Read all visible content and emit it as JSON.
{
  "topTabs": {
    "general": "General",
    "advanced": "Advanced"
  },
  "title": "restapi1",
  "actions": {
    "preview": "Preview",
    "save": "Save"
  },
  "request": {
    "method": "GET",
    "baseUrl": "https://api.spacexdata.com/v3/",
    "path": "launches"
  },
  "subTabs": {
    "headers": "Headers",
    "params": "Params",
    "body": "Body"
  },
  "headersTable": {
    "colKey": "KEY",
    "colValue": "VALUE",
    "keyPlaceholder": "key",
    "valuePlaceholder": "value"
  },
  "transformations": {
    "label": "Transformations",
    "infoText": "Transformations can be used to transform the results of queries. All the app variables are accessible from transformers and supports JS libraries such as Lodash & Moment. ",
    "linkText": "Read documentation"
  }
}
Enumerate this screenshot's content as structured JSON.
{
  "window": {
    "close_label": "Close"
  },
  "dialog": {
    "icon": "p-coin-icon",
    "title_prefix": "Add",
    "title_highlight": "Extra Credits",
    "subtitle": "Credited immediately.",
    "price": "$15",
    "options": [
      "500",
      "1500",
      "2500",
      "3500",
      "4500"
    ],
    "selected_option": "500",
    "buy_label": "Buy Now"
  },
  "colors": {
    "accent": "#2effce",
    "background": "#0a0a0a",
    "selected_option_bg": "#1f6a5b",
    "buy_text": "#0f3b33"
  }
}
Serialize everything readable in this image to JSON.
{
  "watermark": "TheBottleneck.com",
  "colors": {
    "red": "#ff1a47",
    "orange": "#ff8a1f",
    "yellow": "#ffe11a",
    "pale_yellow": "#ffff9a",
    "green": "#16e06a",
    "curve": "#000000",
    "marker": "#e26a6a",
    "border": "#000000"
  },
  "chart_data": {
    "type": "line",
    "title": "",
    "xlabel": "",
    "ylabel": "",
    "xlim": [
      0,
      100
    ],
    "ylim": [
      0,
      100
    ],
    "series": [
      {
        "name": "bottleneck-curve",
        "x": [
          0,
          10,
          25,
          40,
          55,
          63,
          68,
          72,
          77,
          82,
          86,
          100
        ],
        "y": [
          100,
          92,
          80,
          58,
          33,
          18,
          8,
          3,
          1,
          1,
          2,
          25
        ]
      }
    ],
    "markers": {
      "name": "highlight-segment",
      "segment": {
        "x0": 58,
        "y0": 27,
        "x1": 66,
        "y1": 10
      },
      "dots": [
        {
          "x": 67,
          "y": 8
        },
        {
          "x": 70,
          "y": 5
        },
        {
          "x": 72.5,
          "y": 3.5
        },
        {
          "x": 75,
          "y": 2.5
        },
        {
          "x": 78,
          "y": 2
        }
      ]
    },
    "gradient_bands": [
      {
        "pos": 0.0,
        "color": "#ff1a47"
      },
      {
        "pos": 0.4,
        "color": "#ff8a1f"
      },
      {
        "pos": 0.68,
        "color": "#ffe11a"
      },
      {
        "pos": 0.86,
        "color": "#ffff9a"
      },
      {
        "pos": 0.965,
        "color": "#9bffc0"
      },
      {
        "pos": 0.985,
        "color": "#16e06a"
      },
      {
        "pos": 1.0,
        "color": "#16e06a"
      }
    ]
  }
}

◇ ◇ ◇

**TASK PROMPT:** Reproduce all of the data exactly as given.

**RESULT FOR THIS TASK:**
Read all visible content and emit it as JSON.
{
  "topTabs": {
    "general": "General",
    "advanced": "Advanced"
  },
  "title": "restapi1",
  "actions": {
    "preview": "Preview",
    "save": "Save"
  },
  "request": {
    "method": "GET",
    "baseUrl": "https://api.spacexdata.com/v3/",
    "path": "launches"
  },
  "subTabs": {
    "headers": "Headers",
    "params": "Params",
    "body": "Body"
  },
  "headersTable": {
    "colKey": "KEY",
    "colValue": "VALUE",
    "keyPlaceholder": "key",
    "valuePlaceholder": "value"
  },
  "transformations": {
    "label": "Transformations",
    "infoText": "Transformations can be used to transform the results of queries. All the app variables are accessible from transformers and supports JS libraries such as Lodash & Moment. ",
    "linkText": "Read documentation"
  }
}
Enumerate this screenshot's content as structured JSON.
{
  "window": {
    "close_label": "Close"
  },
  "dialog": {
    "icon": "p-coin-icon",
    "title_prefix": "Add",
    "title_highlight": "Extra Credits",
    "subtitle": "Credited immediately.",
    "price": "$15",
    "options": [
      "500",
      "1500",
      "2500",
      "3500",
      "4500"
    ],
    "selected_option": "500",
    "buy_label": "Buy Now"
  },
  "colors": {
    "accent": "#2effce",
    "background": "#0a0a0a",
    "selected_option_bg": "#1f6a5b",
    "buy_text": "#0f3b33"
  }
}
Serialize everything readable in this image to JSON.
{
  "watermark": "TheBottleneck.com",
  "colors": {
    "red": "#ff1a47",
    "orange": "#ff8a1f",
    "yellow": "#ffe11a",
    "pale_yellow": "#ffff9a",
    "green": "#16e06a",
    "curve": "#000000",
    "marker": "#e26a6a",
    "border": "#000000"
  },
  "chart_data": {
    "type": "line",
    "title": "",
    "xlabel": "",
    "ylabel": "",
    "xlim": [
      0,
      100
    ],
    "ylim": [
      0,
      100
    ],
    "series": [
      {
        "name": "bottleneck-curve",
        "x": [
          0,
          10,
          25,
          40,
          55,
          63,
          68,
          72,
          77,
          82,
          86,
          100
        ],
        "y": [
          100,
          92,
          80,
          58,
          33,
          18,
          8,
          3,
          1,
          1,
          2,
          25
        ]
      }
    ],
    "markers": {
      "name": "highlight-segment",
      "segment": {
        "x0": 58,
        "y0": 27,
        "x1": 66,
        "y1": 10
      },
      "dots": [
        {
          "x": 67,
          "y": 8
        },
        {
          "x": 70,
          "y": 5
        },
        {
          "x": 72.5,
          "y": 3.5
        },
        {
          "x": 75,
          "y": 2.5
        },
        {
          "x": 78,
          "y": 2
        }
      ]
    },
    "gradient_bands": [
      {
        "pos": 0.0,
        "color": "#ff1a47"
      },
      {
        "pos": 0.4,
        "color": "#ff8a1f"
      },
      {
        "pos": 0.68,
        "color": "#ffe11a"
      },
      {
        "pos": 0.86,
        "color": "#ffff9a"
      },
      {
        "pos": 0.965,
        "color": "#9bffc0"
      },
      {
        "pos": 0.985,
        "color": "#16e06a"
      },
      {
        "pos": 1.0,
        "color": "#16e06a"
      }
    ]
  }
}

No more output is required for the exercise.